▶ _Dataset entries_
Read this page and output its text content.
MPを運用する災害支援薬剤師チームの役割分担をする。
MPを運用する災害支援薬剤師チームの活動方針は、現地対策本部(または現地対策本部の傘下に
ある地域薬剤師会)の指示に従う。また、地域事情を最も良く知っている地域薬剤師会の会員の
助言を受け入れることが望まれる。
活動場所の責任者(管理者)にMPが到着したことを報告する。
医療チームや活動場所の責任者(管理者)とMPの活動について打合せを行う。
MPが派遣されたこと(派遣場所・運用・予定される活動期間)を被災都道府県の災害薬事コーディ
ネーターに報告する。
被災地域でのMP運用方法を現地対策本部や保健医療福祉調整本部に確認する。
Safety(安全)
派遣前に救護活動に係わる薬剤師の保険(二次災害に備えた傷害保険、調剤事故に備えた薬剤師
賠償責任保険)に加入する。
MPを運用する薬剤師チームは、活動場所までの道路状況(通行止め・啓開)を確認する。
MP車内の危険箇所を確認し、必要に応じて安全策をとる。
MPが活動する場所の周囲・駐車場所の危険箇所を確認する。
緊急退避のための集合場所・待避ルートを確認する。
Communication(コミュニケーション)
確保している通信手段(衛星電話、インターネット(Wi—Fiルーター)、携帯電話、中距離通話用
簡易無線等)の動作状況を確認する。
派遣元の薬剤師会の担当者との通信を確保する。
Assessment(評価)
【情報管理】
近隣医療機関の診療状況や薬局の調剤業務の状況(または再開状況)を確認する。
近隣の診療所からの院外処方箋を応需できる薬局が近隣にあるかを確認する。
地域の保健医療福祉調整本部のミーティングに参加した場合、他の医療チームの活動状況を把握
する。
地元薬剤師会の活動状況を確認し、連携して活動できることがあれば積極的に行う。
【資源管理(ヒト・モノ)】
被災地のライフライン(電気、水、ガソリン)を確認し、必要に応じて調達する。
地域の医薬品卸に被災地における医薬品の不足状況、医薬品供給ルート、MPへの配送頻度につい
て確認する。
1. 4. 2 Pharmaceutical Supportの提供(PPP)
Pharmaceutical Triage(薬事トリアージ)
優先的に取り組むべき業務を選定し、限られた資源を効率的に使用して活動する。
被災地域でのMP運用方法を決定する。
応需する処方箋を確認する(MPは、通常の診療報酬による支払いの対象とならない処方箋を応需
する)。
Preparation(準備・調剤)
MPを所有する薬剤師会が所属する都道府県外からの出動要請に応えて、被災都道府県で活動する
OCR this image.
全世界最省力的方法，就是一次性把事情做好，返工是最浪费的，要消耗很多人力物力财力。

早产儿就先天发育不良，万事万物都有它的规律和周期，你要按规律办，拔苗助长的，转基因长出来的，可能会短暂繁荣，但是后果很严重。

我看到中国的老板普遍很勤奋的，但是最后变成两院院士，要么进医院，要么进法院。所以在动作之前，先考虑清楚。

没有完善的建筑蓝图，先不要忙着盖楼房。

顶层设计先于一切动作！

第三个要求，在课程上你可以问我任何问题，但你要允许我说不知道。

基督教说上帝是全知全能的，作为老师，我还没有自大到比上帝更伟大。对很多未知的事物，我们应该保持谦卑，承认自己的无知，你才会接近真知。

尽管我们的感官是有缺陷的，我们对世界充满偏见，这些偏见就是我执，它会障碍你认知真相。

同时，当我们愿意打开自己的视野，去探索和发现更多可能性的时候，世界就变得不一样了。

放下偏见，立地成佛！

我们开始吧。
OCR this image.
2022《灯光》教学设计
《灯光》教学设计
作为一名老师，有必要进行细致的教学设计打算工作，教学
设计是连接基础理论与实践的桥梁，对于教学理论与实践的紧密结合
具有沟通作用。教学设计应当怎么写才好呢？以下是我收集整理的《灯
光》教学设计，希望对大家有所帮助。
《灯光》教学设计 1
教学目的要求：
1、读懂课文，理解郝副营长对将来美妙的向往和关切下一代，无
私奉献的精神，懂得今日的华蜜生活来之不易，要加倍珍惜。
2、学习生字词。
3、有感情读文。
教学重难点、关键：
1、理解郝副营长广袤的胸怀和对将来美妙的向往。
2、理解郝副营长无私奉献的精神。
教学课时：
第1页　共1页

▶ _Written exercise_
Copy every line of the material, please, keeping it exactly the same.

▶ _Answer to the problem_
Read this page and output its text content.
MPを運用する災害支援薬剤師チームの役割分担をする。
MPを運用する災害支援薬剤師チームの活動方針は、現地対策本部(または現地対策本部の傘下に
ある地域薬剤師会)の指示に従う。また、地域事情を最も良く知っている地域薬剤師会の会員の
助言を受け入れることが望まれる。
活動場所の責任者(管理者)にMPが到着したことを報告する。
医療チームや活動場所の責任者(管理者)とMPの活動について打合せを行う。
MPが派遣されたこと(派遣場所・運用・予定される活動期間)を被災都道府県の災害薬事コーディ
ネーターに報告する。
被災地域でのMP運用方法を現地対策本部や保健医療福祉調整本部に確認する。
Safety(安全)
派遣前に救護活動に係わる薬剤師の保険(二次災害に備えた傷害保険、調剤事故に備えた薬剤師
賠償責任保険)に加入する。
MPを運用する薬剤師チームは、活動場所までの道路状況(通行止め・啓開)を確認する。
MP車内の危険箇所を確認し、必要に応じて安全策をとる。
MPが活動する場所の周囲・駐車場所の危険箇所を確認する。
緊急退避のための集合場所・待避ルートを確認する。
Communication(コミュニケーション)
確保している通信手段(衛星電話、インターネット(Wi—Fiルーター)、携帯電話、中距離通話用
簡易無線等)の動作状況を確認する。
派遣元の薬剤師会の担当者との通信を確保する。
Assessment(評価)
【情報管理】
近隣医療機関の診療状況や薬局の調剤業務の状況(または再開状況)を確認する。
近隣の診療所からの院外処方箋を応需できる薬局が近隣にあるかを確認する。
地域の保健医療福祉調整本部のミーティングに参加した場合、他の医療チームの活動状況を把握
する。
地元薬剤師会の活動状況を確認し、連携して活動できることがあれば積極的に行う。
【資源管理(ヒト・モノ)】
被災地のライフライン(電気、水、ガソリン)を確認し、必要に応じて調達する。
地域の医薬品卸に被災地における医薬品の不足状況、医薬品供給ルート、MPへの配送頻度につい
て確認する。
1. 4. 2 Pharmaceutical Supportの提供(PPP)
Pharmaceutical Triage(薬事トリアージ)
優先的に取り組むべき業務を選定し、限られた資源を効率的に使用して活動する。
被災地域でのMP運用方法を決定する。
応需する処方箋を確認する(MPは、通常の診療報酬による支払いの対象とならない処方箋を応需
する)。
Preparation(準備・調剤)
MPを所有する薬剤師会が所属する都道府県外からの出動要請に応えて、被災都道府県で活動する
OCR this image.
全世界最省力的方法，就是一次性把事情做好，返工是最浪费的，要消耗很多人力物力财力。

早产儿就先天发育不良，万事万物都有它的规律和周期，你要按规律办，拔苗助长的，转基因长出来的，可能会短暂繁荣，但是后果很严重。

我看到中国的老板普遍很勤奋的，但是最后变成两院院士，要么进医院，要么进法院。所以在动作之前，先考虑清楚。

没有完善的建筑蓝图，先不要忙着盖楼房。

顶层设计先于一切动作！

第三个要求，在课程上你可以问我任何问题，但你要允许我说不知道。

基督教说上帝是全知全能的，作为老师，我还没有自大到比上帝更伟大。对很多未知的事物，我们应该保持谦卑，承认自己的无知，你才会接近真知。

尽管我们的感官是有缺陷的，我们对世界充满偏见，这些偏见就是我执，它会障碍你认知真相。

同时，当我们愿意打开自己的视野，去探索和发现更多可能性的时候，世界就变得不一样了。

放下偏见，立地成佛！

我们开始吧。
OCR this image.
2022《灯光》教学设计
《灯光》教学设计
作为一名老师，有必要进行细致的教学设计打算工作，教学
设计是连接基础理论与实践的桥梁，对于教学理论与实践的紧密结合
具有沟通作用。教学设计应当怎么写才好呢？以下是我收集整理的《灯
光》教学设计，希望对大家有所帮助。
《灯光》教学设计 1
教学目的要求：
1、读懂课文，理解郝副营长对将来美妙的向往和关切下一代，无
私奉献的精神，懂得今日的华蜜生活来之不易，要加倍珍惜。
2、学习生字词。
3、有感情读文。
教学重难点、关键：
1、理解郝副营长广袤的胸怀和对将来美妙的向往。
2、理解郝副营长无私奉献的精神。
教学课时：
第1页　共1页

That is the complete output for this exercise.